Instructions for the task: Look through the data below. Collect every line where the word "planes" occurs.
-*-
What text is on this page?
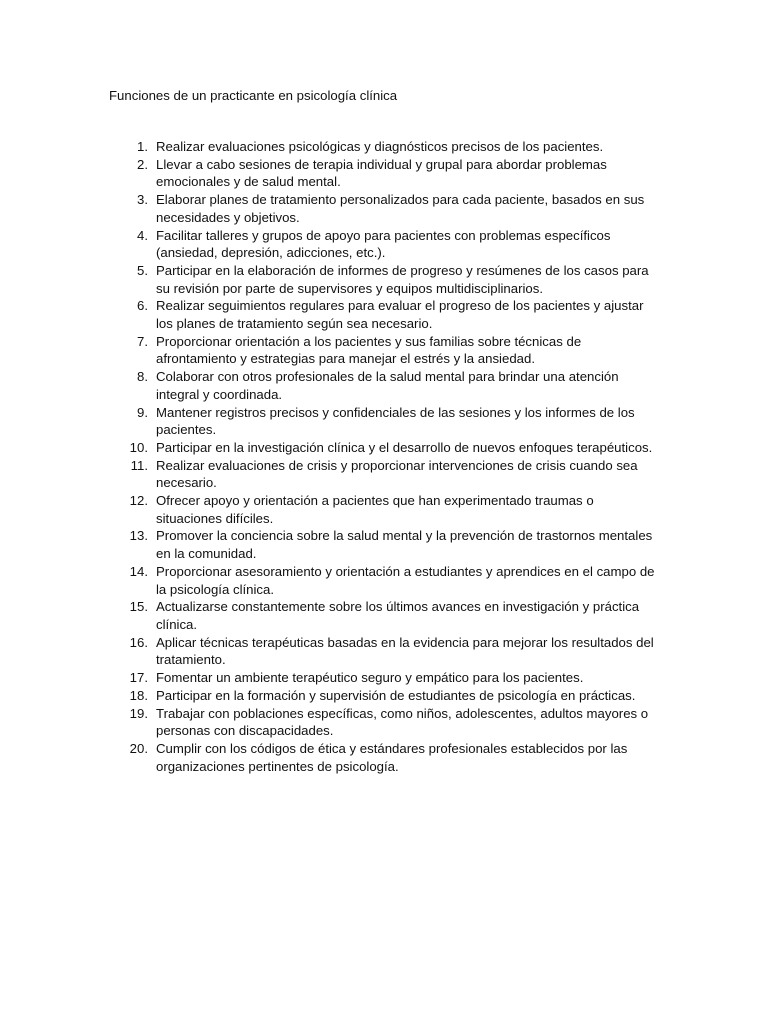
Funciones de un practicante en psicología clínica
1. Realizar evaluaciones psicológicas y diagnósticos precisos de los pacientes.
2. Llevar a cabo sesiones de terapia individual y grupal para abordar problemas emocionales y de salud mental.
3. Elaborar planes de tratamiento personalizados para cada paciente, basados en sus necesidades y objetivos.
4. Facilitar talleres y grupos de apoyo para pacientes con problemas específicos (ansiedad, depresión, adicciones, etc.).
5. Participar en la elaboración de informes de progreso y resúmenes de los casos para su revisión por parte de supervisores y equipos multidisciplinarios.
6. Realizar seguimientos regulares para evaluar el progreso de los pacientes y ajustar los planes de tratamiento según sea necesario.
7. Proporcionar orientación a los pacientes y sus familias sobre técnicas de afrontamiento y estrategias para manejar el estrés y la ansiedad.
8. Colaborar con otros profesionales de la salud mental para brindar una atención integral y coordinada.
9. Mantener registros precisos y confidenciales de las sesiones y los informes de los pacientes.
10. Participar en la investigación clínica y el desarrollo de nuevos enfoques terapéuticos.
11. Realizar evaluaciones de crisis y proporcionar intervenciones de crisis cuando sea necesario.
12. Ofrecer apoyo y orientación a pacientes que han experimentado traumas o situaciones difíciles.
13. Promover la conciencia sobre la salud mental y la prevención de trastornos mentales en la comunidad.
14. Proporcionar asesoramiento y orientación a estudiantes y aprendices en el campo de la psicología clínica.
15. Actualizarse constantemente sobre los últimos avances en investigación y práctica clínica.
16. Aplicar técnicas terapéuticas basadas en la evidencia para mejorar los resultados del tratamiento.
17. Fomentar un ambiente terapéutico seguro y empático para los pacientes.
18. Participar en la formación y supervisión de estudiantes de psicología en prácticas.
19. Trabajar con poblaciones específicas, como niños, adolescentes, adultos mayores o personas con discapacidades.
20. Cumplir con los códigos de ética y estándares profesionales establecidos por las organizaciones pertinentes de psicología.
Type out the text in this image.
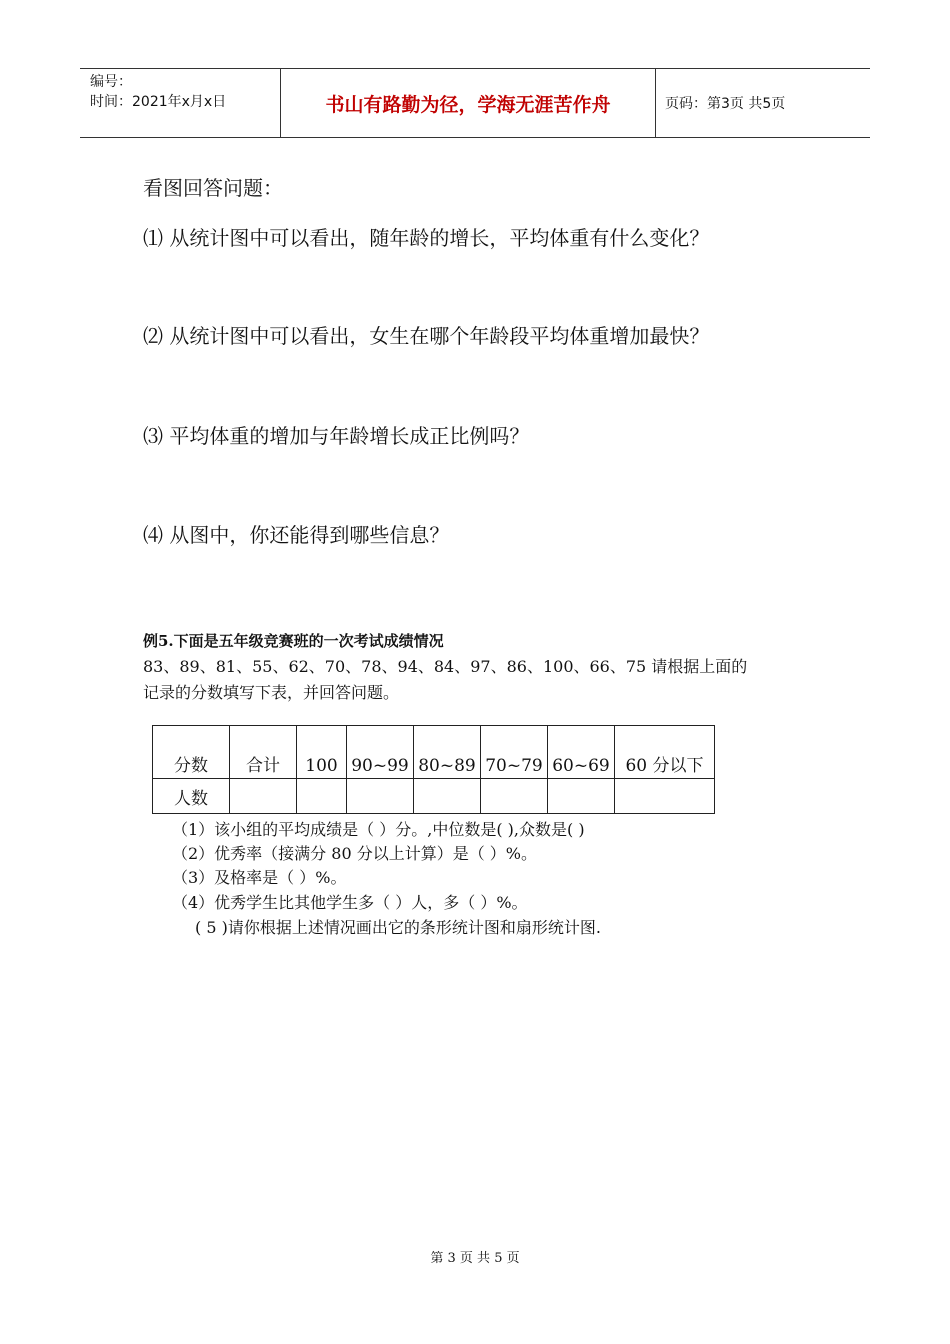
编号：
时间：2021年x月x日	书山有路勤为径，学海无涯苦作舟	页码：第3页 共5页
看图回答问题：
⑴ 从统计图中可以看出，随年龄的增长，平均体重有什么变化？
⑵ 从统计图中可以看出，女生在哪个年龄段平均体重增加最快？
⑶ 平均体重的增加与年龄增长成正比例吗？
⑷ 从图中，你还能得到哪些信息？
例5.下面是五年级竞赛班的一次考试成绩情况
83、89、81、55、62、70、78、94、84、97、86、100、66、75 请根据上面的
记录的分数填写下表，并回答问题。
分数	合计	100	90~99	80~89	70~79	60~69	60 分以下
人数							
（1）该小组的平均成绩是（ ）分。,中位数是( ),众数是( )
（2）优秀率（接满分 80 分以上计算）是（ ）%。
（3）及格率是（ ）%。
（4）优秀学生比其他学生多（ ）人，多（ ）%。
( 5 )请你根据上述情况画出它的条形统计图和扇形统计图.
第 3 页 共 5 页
-*-
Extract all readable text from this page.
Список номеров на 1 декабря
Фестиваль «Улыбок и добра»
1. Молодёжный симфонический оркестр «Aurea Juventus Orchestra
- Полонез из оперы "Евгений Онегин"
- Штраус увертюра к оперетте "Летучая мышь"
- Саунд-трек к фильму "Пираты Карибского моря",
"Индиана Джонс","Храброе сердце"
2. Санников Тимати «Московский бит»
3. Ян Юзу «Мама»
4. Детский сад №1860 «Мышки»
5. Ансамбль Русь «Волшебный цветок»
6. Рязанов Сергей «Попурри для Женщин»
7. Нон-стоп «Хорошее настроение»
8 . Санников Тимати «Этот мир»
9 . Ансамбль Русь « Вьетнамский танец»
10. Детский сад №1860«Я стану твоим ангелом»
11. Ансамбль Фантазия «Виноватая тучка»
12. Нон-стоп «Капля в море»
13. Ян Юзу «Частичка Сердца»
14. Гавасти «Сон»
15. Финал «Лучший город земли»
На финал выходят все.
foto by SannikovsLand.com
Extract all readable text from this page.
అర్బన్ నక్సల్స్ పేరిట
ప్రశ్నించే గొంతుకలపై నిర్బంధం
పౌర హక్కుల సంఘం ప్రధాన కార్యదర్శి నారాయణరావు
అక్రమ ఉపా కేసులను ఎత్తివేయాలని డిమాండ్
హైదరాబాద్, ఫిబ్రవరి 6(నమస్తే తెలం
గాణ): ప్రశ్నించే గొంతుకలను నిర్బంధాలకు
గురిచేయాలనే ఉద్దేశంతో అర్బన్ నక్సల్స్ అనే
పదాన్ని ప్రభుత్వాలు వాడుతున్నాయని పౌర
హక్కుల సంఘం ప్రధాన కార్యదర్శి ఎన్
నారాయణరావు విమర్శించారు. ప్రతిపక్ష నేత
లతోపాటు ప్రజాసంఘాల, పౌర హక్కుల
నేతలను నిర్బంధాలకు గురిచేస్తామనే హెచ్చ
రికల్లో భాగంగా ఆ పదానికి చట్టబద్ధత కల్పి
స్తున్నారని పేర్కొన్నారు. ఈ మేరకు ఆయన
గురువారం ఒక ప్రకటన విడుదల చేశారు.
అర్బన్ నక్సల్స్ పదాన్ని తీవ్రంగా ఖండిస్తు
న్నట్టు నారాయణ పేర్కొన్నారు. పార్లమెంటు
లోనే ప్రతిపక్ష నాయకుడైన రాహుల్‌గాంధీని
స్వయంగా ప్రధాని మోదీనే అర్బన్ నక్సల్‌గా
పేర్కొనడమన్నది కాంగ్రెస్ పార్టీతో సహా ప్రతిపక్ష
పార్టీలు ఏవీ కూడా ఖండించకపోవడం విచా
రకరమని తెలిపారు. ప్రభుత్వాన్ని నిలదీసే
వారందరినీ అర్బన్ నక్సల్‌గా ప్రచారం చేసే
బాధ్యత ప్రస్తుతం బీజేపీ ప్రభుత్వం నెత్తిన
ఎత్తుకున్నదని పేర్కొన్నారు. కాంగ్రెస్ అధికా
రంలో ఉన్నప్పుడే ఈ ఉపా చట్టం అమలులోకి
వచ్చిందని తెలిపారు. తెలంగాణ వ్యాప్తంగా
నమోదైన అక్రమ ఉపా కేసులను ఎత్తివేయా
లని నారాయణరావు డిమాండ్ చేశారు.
-*-
Written answer:
3. Elaborar planes de tratamiento personalizados para cada paciente, basados en sus necesidades y objetivos.
6. Realizar seguimientos regulares para evaluar el progreso de los pacientes y ajustar los planes de tratamiento según sea necesario.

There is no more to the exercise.